# Exercise prompt
Omit the pictures and copy the entries exactly.

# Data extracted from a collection
>>>>>
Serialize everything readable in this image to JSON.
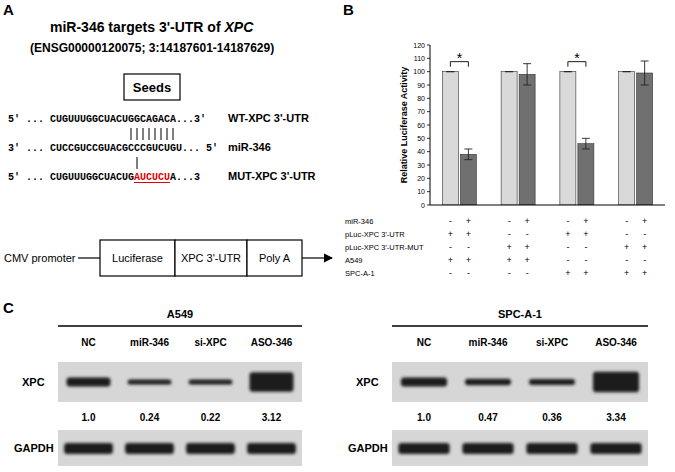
{
  "panel_a": {
    "label": "A",
    "title": "miR-346 targets 3'-UTR of ",
    "title_gene": "XPC",
    "subtitle": "(ENSG00000120075; 3:14187601-14187629)",
    "seed_label": "Seeds",
    "wt": {
      "sequence": "5' ... CUGUUUGGCUACUGGCAGACA...3'",
      "name": "WT-XPC 3'-UTR"
    },
    "mirna": {
      "sequence": "3' ... CUCCGUCCGUACGCCCGUCUGU... 5'",
      "name": "miR-346"
    },
    "mut": {
      "sequence_start": "5' ... CUGUUUGGCUACUG",
      "mutation": "AUCUCU",
      "sequence_end": "A...3",
      "name": "MUT-XPC 3'-UTR"
    },
    "construct": {
      "promoter": "CMV promoter",
      "elements": [
        "Luciferase",
        "XPC 3'-UTR",
        "Poly A"
      ]
    }
  },
  "chart_data": {
    "type": "bar",
    "panel_label": "B",
    "y_label": "Relative Luciferase Activity",
    "categories": [
      null,
      null,
      null,
      null,
      null,
      null,
      null,
      null
    ],
    "series": [
      {
        "values": [
          100,
          38,
          100,
          98,
          100,
          46,
          100,
          99
        ],
        "errors": [
          0,
          4,
          0,
          8,
          0,
          4,
          0,
          9
        ],
        "colors": [
          "#d9d9d9",
          "#707070",
          "#d9d9d9",
          "#707070",
          "#d9d9d9",
          "#707070",
          "#d9d9d9",
          "#707070"
        ]
      }
    ],
    "ylim": [
      0,
      120
    ],
    "yticks": [
      0,
      10,
      20,
      30,
      40,
      50,
      60,
      70,
      80,
      90,
      100,
      110,
      120
    ],
    "grid": false,
    "tick_labels": "y",
    "annotations": [
      {
        "text": "*",
        "bars": [
          0,
          1
        ]
      },
      {
        "text": "*",
        "bars": [
          4,
          5
        ]
      }
    ]
  },
  "condition_table": {
    "rows": [
      {
        "label": "miR-346",
        "signs": [
          "-",
          "+",
          "-",
          "+",
          "-",
          "+",
          "-",
          "+"
        ]
      },
      {
        "label": "pLuc-XPC 3'-UTR",
        "signs": [
          "+",
          "+",
          "-",
          "-",
          "+",
          "+",
          "-",
          "-"
        ]
      },
      {
        "label": "pLuc-XPC 3'-UTR-MUT",
        "signs": [
          "-",
          "-",
          "+",
          "+",
          "-",
          "-",
          "+",
          "+"
        ]
      },
      {
        "label": "A549",
        "signs": [
          "+",
          "+",
          "+",
          "+",
          "-",
          "-",
          "-",
          "-"
        ]
      },
      {
        "label": "SPC-A-1",
        "signs": [
          "-",
          "-",
          "-",
          "-",
          "+",
          "+",
          "+",
          "+"
        ]
      }
    ]
  },
  "panel_c": {
    "label": "C",
    "blots": [
      {
        "cell_line": "A549",
        "lanes": [
          "NC",
          "miR-346",
          "si-XPC",
          "ASO-346"
        ],
        "target": {
          "protein": "XPC",
          "values": [
            1.0,
            0.24,
            0.22,
            3.12
          ],
          "value_labels": [
            "1.0",
            "0.24",
            "0.22",
            "3.12"
          ]
        },
        "control": {
          "protein": "GAPDH"
        }
      },
      {
        "cell_line": "SPC-A-1",
        "lanes": [
          "NC",
          "miR-346",
          "si-XPC",
          "ASO-346"
        ],
        "target": {
          "protein": "XPC",
          "values": [
            1.0,
            0.47,
            0.36,
            3.34
          ],
          "value_labels": [
            "1.0",
            "0.47",
            "0.36",
            "3.34"
          ]
        },
        "control": {
          "protein": "GAPDH"
        }
      }
    ]
  }
}
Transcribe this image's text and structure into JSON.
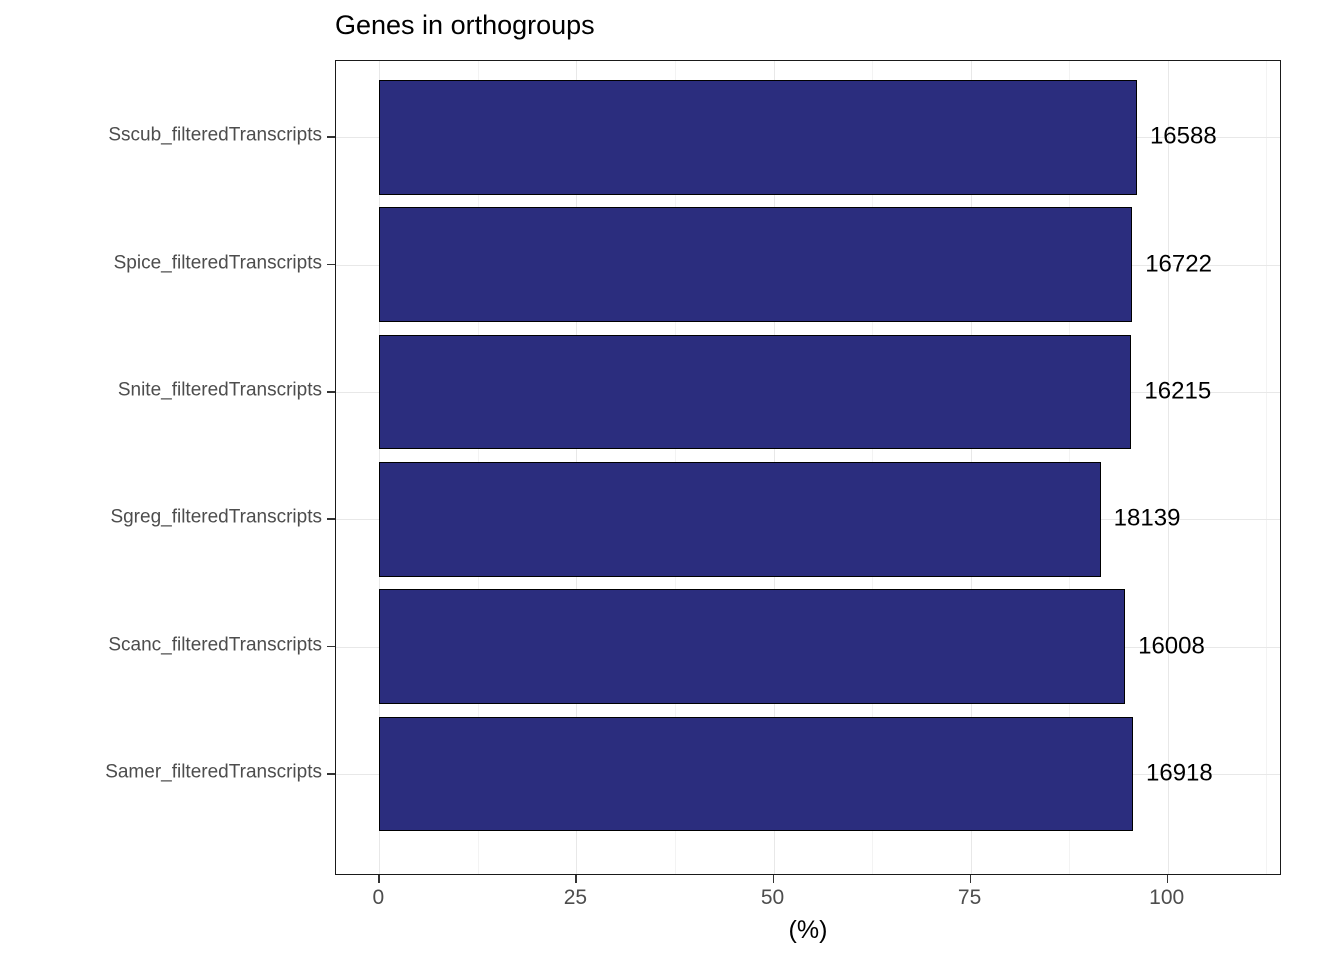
{
  "chart_data": {
    "type": "bar",
    "orientation": "horizontal",
    "title": "Genes in orthogroups",
    "xlabel": "(%)",
    "ylabel": "",
    "categories_top_to_bottom": [
      "Sscub_filteredTranscripts",
      "Spice_filteredTranscripts",
      "Snite_filteredTranscripts",
      "Sgreg_filteredTranscripts",
      "Scanc_filteredTranscripts",
      "Samer_filteredTranscripts"
    ],
    "values_percent": [
      96.1,
      95.5,
      95.4,
      91.5,
      94.6,
      95.6
    ],
    "bar_labels": [
      "16588",
      "16722",
      "16215",
      "18139",
      "16008",
      "16918"
    ],
    "x_major_ticks": [
      0,
      25,
      50,
      75,
      100
    ],
    "x_minor_ticks": [
      12.5,
      37.5,
      62.5,
      87.5,
      112.5
    ],
    "xlim": [
      -5.5,
      114.5
    ],
    "bar_width_fraction": 0.9,
    "grid": true,
    "legend": false,
    "colors": {
      "bar_fill": "#2b2d7e",
      "bar_border": "#000000",
      "grid_major": "#e8e8e8",
      "grid_minor": "#f3f3f3",
      "panel_border": "#1a1a1a",
      "axis_text": "#4d4d4d",
      "title_text": "#000000"
    }
  }
}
<<<<<
# Written solution
Serialize everything readable in this image to JSON.
{
  "panel_a": {
    "label": "A",
    "title": "miR-346 targets 3'-UTR of ",
    "title_gene": "XPC",
    "subtitle": "(ENSG00000120075; 3:14187601-14187629)",
    "seed_label": "Seeds",
    "wt": {
      "sequence": "5' ... CUGUUUGGCUACUGGCAGACA...3'",
      "name": "WT-XPC 3'-UTR"
    },
    "mirna": {
      "sequence": "3' ... CUCCGUCCGUACGCCCGUCUGU... 5'",
      "name": "miR-346"
    },
    "mut": {
      "sequence_start": "5' ... CUGUUUGGCUACUG",
      "mutation": "AUCUCU",
      "sequence_end": "A...3",
      "name": "MUT-XPC 3'-UTR"
    },
    "construct": {
      "promoter": "CMV promoter",
      "elements": [
        "Luciferase",
        "XPC 3'-UTR",
        "Poly A"
      ]
    }
  },
  "chart_data": {
    "type": "bar",
    "panel_label": "B",
    "y_label": "Relative Luciferase Activity",
    "categories": [
      null,
      null,
      null,
      null,
      null,
      null,
      null,
      null
    ],
    "series": [
      {
        "values": [
          100,
          38,
          100,
          98,
          100,
          46,
          100,
          99
        ],
        "errors": [
          0,
          4,
          0,
          8,
          0,
          4,
          0,
          9
        ],
        "colors": [
          "#d9d9d9",
          "#707070",
          "#d9d9d9",
          "#707070",
          "#d9d9d9",
          "#707070",
          "#d9d9d9",
          "#707070"
        ]
      }
    ],
    "ylim": [
      0,
      120
    ],
    "yticks": [
      0,
      10,
      20,
      30,
      40,
      50,
      60,
      70,
      80,
      90,
      100,
      110,
      120
    ],
    "grid": false,
    "tick_labels": "y",
    "annotations": [
      {
        "text": "*",
        "bars": [
          0,
          1
        ]
      },
      {
        "text": "*",
        "bars": [
          4,
          5
        ]
      }
    ]
  },
  "condition_table": {
    "rows": [
      {
        "label": "miR-346",
        "signs": [
          "-",
          "+",
          "-",
          "+",
          "-",
          "+",
          "-",
          "+"
        ]
      },
      {
        "label": "pLuc-XPC 3'-UTR",
        "signs": [
          "+",
          "+",
          "-",
          "-",
          "+",
          "+",
          "-",
          "-"
        ]
      },
      {
        "label": "pLuc-XPC 3'-UTR-MUT",
        "signs": [
          "-",
          "-",
          "+",
          "+",
          "-",
          "-",
          "+",
          "+"
        ]
      },
      {
        "label": "A549",
        "signs": [
          "+",
          "+",
          "+",
          "+",
          "-",
          "-",
          "-",
          "-"
        ]
      },
      {
        "label": "SPC-A-1",
        "signs": [
          "-",
          "-",
          "-",
          "-",
          "+",
          "+",
          "+",
          "+"
        ]
      }
    ]
  },
  "panel_c": {
    "label": "C",
    "blots": [
      {
        "cell_line": "A549",
        "lanes": [
          "NC",
          "miR-346",
          "si-XPC",
          "ASO-346"
        ],
        "target": {
          "protein": "XPC",
          "values": [
            1.0,
            0.24,
            0.22,
            3.12
          ],
          "value_labels": [
            "1.0",
            "0.24",
            "0.22",
            "3.12"
          ]
        },
        "control": {
          "protein": "GAPDH"
        }
      },
      {
        "cell_line": "SPC-A-1",
        "lanes": [
          "NC",
          "miR-346",
          "si-XPC",
          "ASO-346"
        ],
        "target": {
          "protein": "XPC",
          "values": [
            1.0,
            0.47,
            0.36,
            3.34
          ],
          "value_labels": [
            "1.0",
            "0.47",
            "0.36",
            "3.34"
          ]
        },
        "control": {
          "protein": "GAPDH"
        }
      }
    ]
  }
}
Transcribe this image's text and structure into JSON.
{
  "chart_data": {
    "type": "bar",
    "orientation": "horizontal",
    "title": "Genes in orthogroups",
    "xlabel": "(%)",
    "ylabel": "",
    "categories_top_to_bottom": [
      "Sscub_filteredTranscripts",
      "Spice_filteredTranscripts",
      "Snite_filteredTranscripts",
      "Sgreg_filteredTranscripts",
      "Scanc_filteredTranscripts",
      "Samer_filteredTranscripts"
    ],
    "values_percent": [
      96.1,
      95.5,
      95.4,
      91.5,
      94.6,
      95.6
    ],
    "bar_labels": [
      "16588",
      "16722",
      "16215",
      "18139",
      "16008",
      "16918"
    ],
    "x_major_ticks": [
      0,
      25,
      50,
      75,
      100
    ],
    "x_minor_ticks": [
      12.5,
      37.5,
      62.5,
      87.5,
      112.5
    ],
    "xlim": [
      -5.5,
      114.5
    ],
    "bar_width_fraction": 0.9,
    "grid": true,
    "legend": false,
    "colors": {
      "bar_fill": "#2b2d7e",
      "bar_border": "#000000",
      "grid_major": "#e8e8e8",
      "grid_minor": "#f3f3f3",
      "panel_border": "#1a1a1a",
      "axis_text": "#4d4d4d",
      "title_text": "#000000"
    }
  }
}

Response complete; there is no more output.